▶ [Try it] Give the entries again exactly as they appear, but without the images.
╭──
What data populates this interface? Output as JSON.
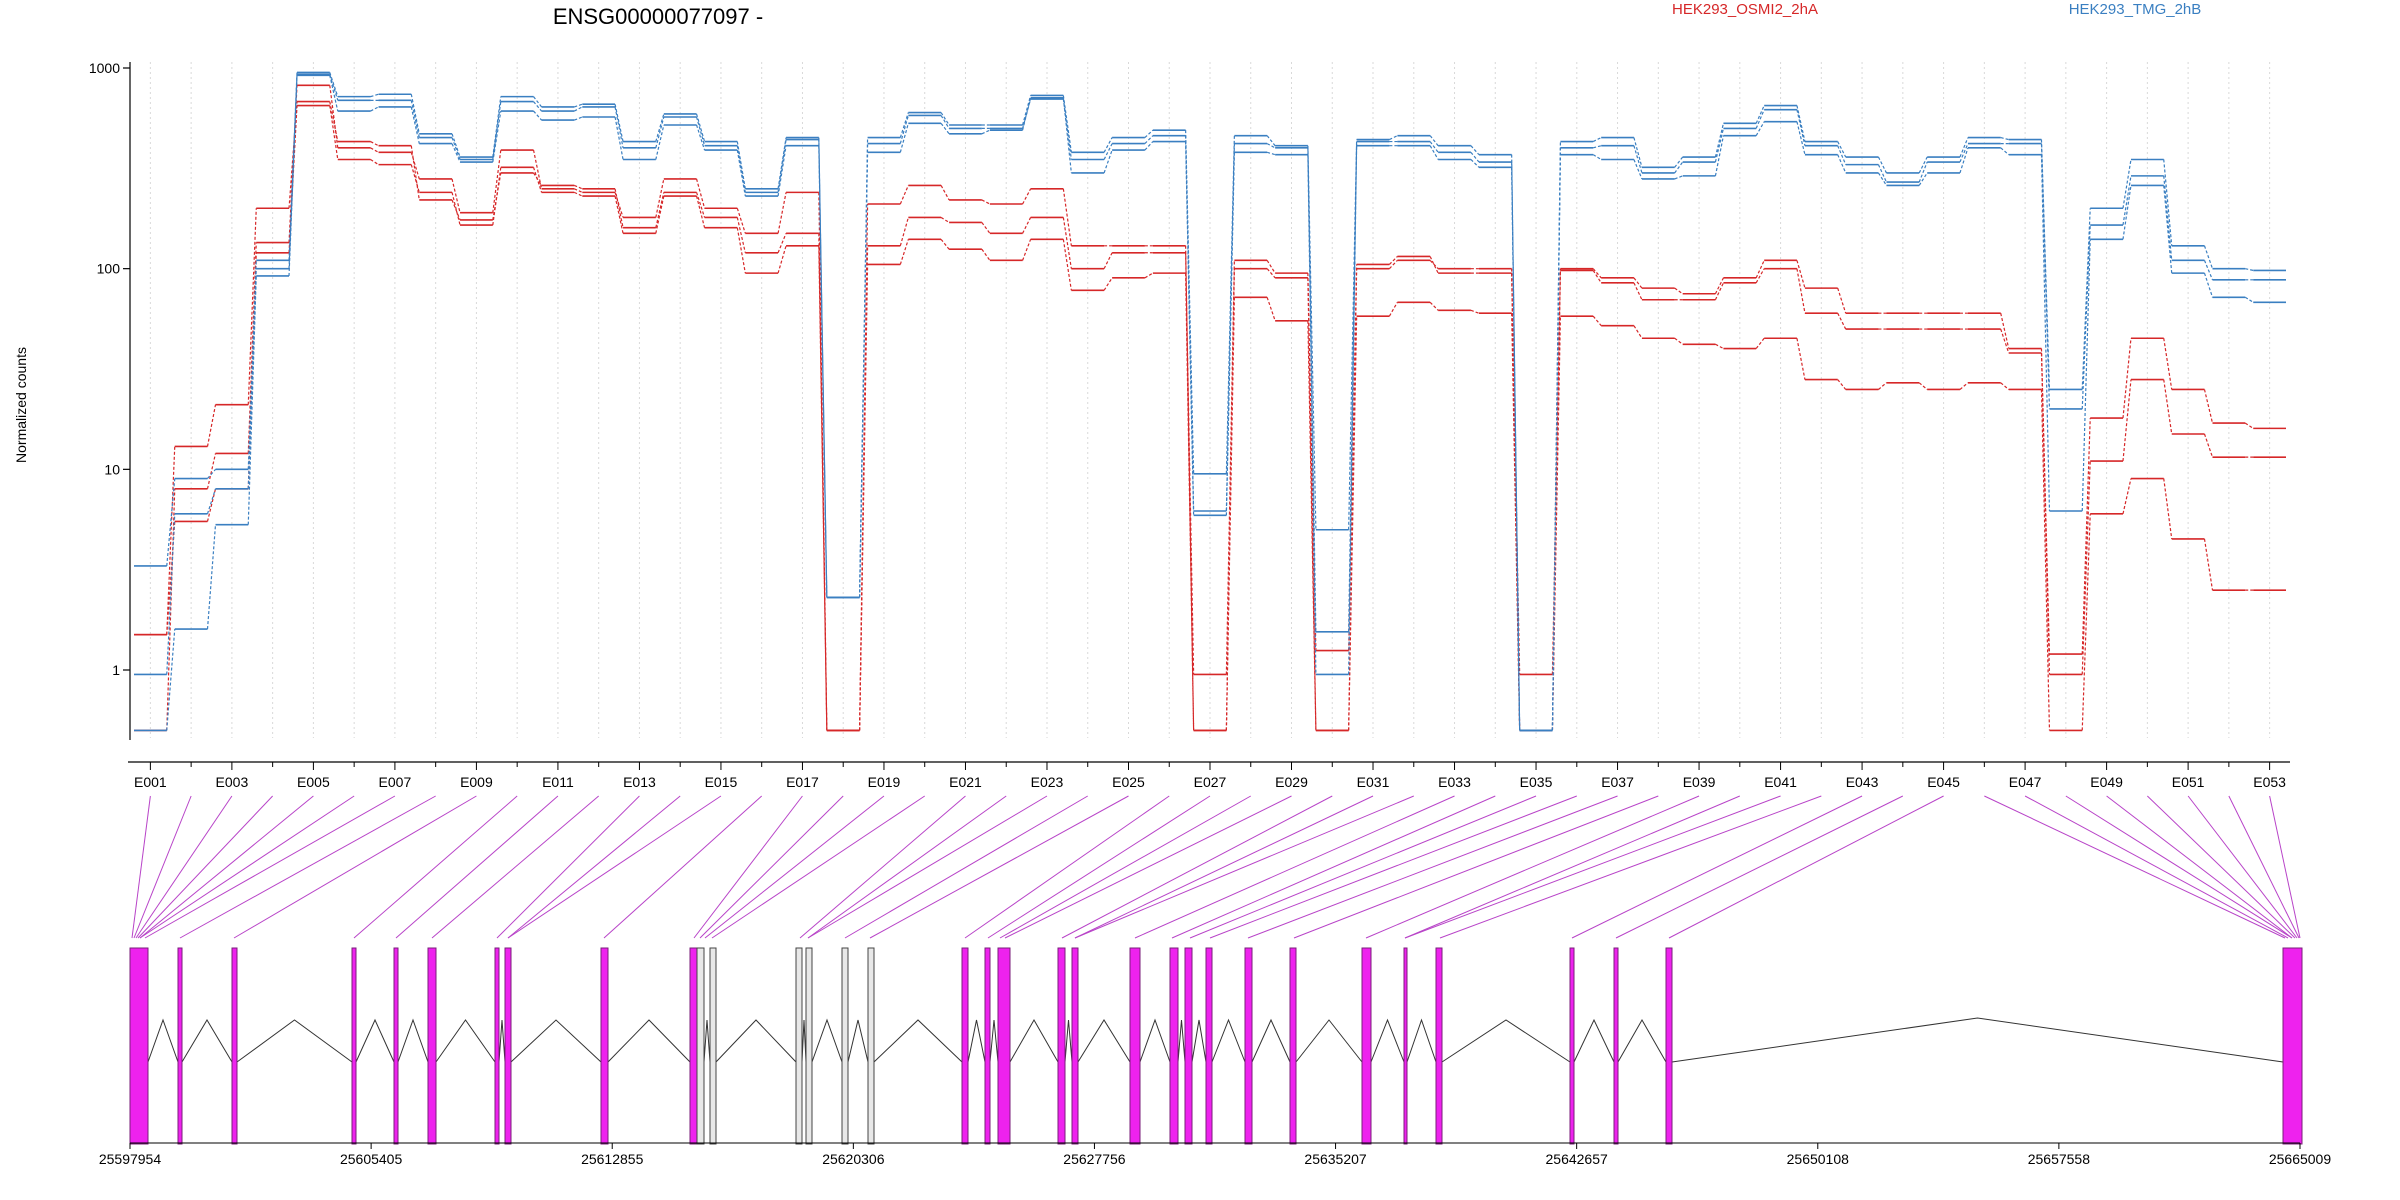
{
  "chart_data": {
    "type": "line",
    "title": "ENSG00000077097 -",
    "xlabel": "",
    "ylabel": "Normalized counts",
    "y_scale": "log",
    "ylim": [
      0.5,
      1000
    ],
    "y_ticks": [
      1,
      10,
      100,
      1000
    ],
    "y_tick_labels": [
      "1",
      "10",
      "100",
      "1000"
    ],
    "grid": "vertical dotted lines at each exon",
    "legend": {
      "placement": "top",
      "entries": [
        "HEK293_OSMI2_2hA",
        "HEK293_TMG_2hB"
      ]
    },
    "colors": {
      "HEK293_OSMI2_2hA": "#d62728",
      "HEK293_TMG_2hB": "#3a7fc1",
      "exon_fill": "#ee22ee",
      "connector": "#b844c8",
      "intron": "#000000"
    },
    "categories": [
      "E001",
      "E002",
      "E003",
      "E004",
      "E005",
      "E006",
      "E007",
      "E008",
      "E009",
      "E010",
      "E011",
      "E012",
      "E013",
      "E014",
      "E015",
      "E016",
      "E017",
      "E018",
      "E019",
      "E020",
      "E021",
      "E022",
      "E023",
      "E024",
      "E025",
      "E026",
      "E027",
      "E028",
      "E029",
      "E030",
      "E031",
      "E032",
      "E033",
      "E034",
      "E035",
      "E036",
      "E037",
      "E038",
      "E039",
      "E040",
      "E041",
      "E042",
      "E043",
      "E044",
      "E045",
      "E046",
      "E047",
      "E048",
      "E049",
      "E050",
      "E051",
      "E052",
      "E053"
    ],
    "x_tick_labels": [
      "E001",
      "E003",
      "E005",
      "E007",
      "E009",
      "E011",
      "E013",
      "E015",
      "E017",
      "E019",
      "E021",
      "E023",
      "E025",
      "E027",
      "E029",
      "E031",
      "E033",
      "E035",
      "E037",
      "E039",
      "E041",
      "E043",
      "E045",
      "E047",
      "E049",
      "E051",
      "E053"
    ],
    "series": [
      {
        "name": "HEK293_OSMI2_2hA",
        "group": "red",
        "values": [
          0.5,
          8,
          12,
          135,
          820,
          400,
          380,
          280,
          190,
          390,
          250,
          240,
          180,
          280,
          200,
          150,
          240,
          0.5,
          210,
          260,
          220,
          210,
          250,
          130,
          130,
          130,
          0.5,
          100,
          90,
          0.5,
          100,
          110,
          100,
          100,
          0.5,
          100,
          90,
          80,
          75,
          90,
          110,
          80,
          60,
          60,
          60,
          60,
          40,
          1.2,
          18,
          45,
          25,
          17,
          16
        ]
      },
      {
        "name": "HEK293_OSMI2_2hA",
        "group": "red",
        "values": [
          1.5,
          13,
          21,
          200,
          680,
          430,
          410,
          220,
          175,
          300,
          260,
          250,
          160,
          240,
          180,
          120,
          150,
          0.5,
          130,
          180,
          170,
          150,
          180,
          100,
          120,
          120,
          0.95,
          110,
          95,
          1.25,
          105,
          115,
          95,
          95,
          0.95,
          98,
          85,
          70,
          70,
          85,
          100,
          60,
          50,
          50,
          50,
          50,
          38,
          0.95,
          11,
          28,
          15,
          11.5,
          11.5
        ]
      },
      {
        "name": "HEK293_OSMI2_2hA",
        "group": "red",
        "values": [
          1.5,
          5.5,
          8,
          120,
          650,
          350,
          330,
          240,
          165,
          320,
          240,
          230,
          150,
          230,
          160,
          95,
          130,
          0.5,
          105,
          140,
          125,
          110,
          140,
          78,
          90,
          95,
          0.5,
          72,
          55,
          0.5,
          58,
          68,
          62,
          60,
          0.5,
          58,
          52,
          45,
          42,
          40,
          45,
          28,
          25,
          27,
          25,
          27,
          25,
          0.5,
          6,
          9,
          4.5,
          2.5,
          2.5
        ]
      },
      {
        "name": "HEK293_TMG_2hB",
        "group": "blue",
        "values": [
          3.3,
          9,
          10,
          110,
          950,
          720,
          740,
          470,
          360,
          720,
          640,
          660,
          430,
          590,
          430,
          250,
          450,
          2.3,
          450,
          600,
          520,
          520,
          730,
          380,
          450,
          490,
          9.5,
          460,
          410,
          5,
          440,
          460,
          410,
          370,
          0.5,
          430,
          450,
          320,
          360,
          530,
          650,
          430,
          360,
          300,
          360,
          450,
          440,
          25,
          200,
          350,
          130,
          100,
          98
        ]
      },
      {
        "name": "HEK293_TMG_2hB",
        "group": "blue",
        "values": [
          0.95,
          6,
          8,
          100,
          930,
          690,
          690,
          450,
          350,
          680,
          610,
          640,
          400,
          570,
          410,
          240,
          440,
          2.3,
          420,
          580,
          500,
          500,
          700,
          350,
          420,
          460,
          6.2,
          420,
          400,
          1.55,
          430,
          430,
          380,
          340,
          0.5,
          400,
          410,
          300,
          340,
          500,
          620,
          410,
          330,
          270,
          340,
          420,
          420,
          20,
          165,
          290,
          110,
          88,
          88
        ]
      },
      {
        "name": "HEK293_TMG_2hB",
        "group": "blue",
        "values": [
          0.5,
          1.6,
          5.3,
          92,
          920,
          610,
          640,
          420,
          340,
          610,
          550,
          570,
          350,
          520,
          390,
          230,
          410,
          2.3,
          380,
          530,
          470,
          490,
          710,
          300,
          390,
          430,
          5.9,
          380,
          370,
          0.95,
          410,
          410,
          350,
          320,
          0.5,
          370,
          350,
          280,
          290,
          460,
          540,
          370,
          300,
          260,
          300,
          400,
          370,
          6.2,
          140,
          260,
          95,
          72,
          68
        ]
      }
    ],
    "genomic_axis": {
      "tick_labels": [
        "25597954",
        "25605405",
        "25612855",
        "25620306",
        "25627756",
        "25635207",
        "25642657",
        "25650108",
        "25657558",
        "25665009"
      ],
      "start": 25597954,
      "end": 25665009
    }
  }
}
╰──
▶ [Answer]
What data populates this interface? Output as JSON.
{
  "chart_data": {
    "type": "line",
    "title": "ENSG00000077097 -",
    "xlabel": "",
    "ylabel": "Normalized counts",
    "y_scale": "log",
    "ylim": [
      0.5,
      1000
    ],
    "y_ticks": [
      1,
      10,
      100,
      1000
    ],
    "y_tick_labels": [
      "1",
      "10",
      "100",
      "1000"
    ],
    "grid": "vertical dotted lines at each exon",
    "legend": {
      "placement": "top",
      "entries": [
        "HEK293_OSMI2_2hA",
        "HEK293_TMG_2hB"
      ]
    },
    "colors": {
      "HEK293_OSMI2_2hA": "#d62728",
      "HEK293_TMG_2hB": "#3a7fc1",
      "exon_fill": "#ee22ee",
      "connector": "#b844c8",
      "intron": "#000000"
    },
    "categories": [
      "E001",
      "E002",
      "E003",
      "E004",
      "E005",
      "E006",
      "E007",
      "E008",
      "E009",
      "E010",
      "E011",
      "E012",
      "E013",
      "E014",
      "E015",
      "E016",
      "E017",
      "E018",
      "E019",
      "E020",
      "E021",
      "E022",
      "E023",
      "E024",
      "E025",
      "E026",
      "E027",
      "E028",
      "E029",
      "E030",
      "E031",
      "E032",
      "E033",
      "E034",
      "E035",
      "E036",
      "E037",
      "E038",
      "E039",
      "E040",
      "E041",
      "E042",
      "E043",
      "E044",
      "E045",
      "E046",
      "E047",
      "E048",
      "E049",
      "E050",
      "E051",
      "E052",
      "E053"
    ],
    "x_tick_labels": [
      "E001",
      "E003",
      "E005",
      "E007",
      "E009",
      "E011",
      "E013",
      "E015",
      "E017",
      "E019",
      "E021",
      "E023",
      "E025",
      "E027",
      "E029",
      "E031",
      "E033",
      "E035",
      "E037",
      "E039",
      "E041",
      "E043",
      "E045",
      "E047",
      "E049",
      "E051",
      "E053"
    ],
    "series": [
      {
        "name": "HEK293_OSMI2_2hA",
        "group": "red",
        "values": [
          0.5,
          8,
          12,
          135,
          820,
          400,
          380,
          280,
          190,
          390,
          250,
          240,
          180,
          280,
          200,
          150,
          240,
          0.5,
          210,
          260,
          220,
          210,
          250,
          130,
          130,
          130,
          0.5,
          100,
          90,
          0.5,
          100,
          110,
          100,
          100,
          0.5,
          100,
          90,
          80,
          75,
          90,
          110,
          80,
          60,
          60,
          60,
          60,
          40,
          1.2,
          18,
          45,
          25,
          17,
          16
        ]
      },
      {
        "name": "HEK293_OSMI2_2hA",
        "group": "red",
        "values": [
          1.5,
          13,
          21,
          200,
          680,
          430,
          410,
          220,
          175,
          300,
          260,
          250,
          160,
          240,
          180,
          120,
          150,
          0.5,
          130,
          180,
          170,
          150,
          180,
          100,
          120,
          120,
          0.95,
          110,
          95,
          1.25,
          105,
          115,
          95,
          95,
          0.95,
          98,
          85,
          70,
          70,
          85,
          100,
          60,
          50,
          50,
          50,
          50,
          38,
          0.95,
          11,
          28,
          15,
          11.5,
          11.5
        ]
      },
      {
        "name": "HEK293_OSMI2_2hA",
        "group": "red",
        "values": [
          1.5,
          5.5,
          8,
          120,
          650,
          350,
          330,
          240,
          165,
          320,
          240,
          230,
          150,
          230,
          160,
          95,
          130,
          0.5,
          105,
          140,
          125,
          110,
          140,
          78,
          90,
          95,
          0.5,
          72,
          55,
          0.5,
          58,
          68,
          62,
          60,
          0.5,
          58,
          52,
          45,
          42,
          40,
          45,
          28,
          25,
          27,
          25,
          27,
          25,
          0.5,
          6,
          9,
          4.5,
          2.5,
          2.5
        ]
      },
      {
        "name": "HEK293_TMG_2hB",
        "group": "blue",
        "values": [
          3.3,
          9,
          10,
          110,
          950,
          720,
          740,
          470,
          360,
          720,
          640,
          660,
          430,
          590,
          430,
          250,
          450,
          2.3,
          450,
          600,
          520,
          520,
          730,
          380,
          450,
          490,
          9.5,
          460,
          410,
          5,
          440,
          460,
          410,
          370,
          0.5,
          430,
          450,
          320,
          360,
          530,
          650,
          430,
          360,
          300,
          360,
          450,
          440,
          25,
          200,
          350,
          130,
          100,
          98
        ]
      },
      {
        "name": "HEK293_TMG_2hB",
        "group": "blue",
        "values": [
          0.95,
          6,
          8,
          100,
          930,
          690,
          690,
          450,
          350,
          680,
          610,
          640,
          400,
          570,
          410,
          240,
          440,
          2.3,
          420,
          580,
          500,
          500,
          700,
          350,
          420,
          460,
          6.2,
          420,
          400,
          1.55,
          430,
          430,
          380,
          340,
          0.5,
          400,
          410,
          300,
          340,
          500,
          620,
          410,
          330,
          270,
          340,
          420,
          420,
          20,
          165,
          290,
          110,
          88,
          88
        ]
      },
      {
        "name": "HEK293_TMG_2hB",
        "group": "blue",
        "values": [
          0.5,
          1.6,
          5.3,
          92,
          920,
          610,
          640,
          420,
          340,
          610,
          550,
          570,
          350,
          520,
          390,
          230,
          410,
          2.3,
          380,
          530,
          470,
          490,
          710,
          300,
          390,
          430,
          5.9,
          380,
          370,
          0.95,
          410,
          410,
          350,
          320,
          0.5,
          370,
          350,
          280,
          290,
          460,
          540,
          370,
          300,
          260,
          300,
          400,
          370,
          6.2,
          140,
          260,
          95,
          72,
          68
        ]
      }
    ],
    "genomic_axis": {
      "tick_labels": [
        "25597954",
        "25605405",
        "25612855",
        "25620306",
        "25627756",
        "25635207",
        "25642657",
        "25650108",
        "25657558",
        "25665009"
      ],
      "start": 25597954,
      "end": 25665009
    }
  }
}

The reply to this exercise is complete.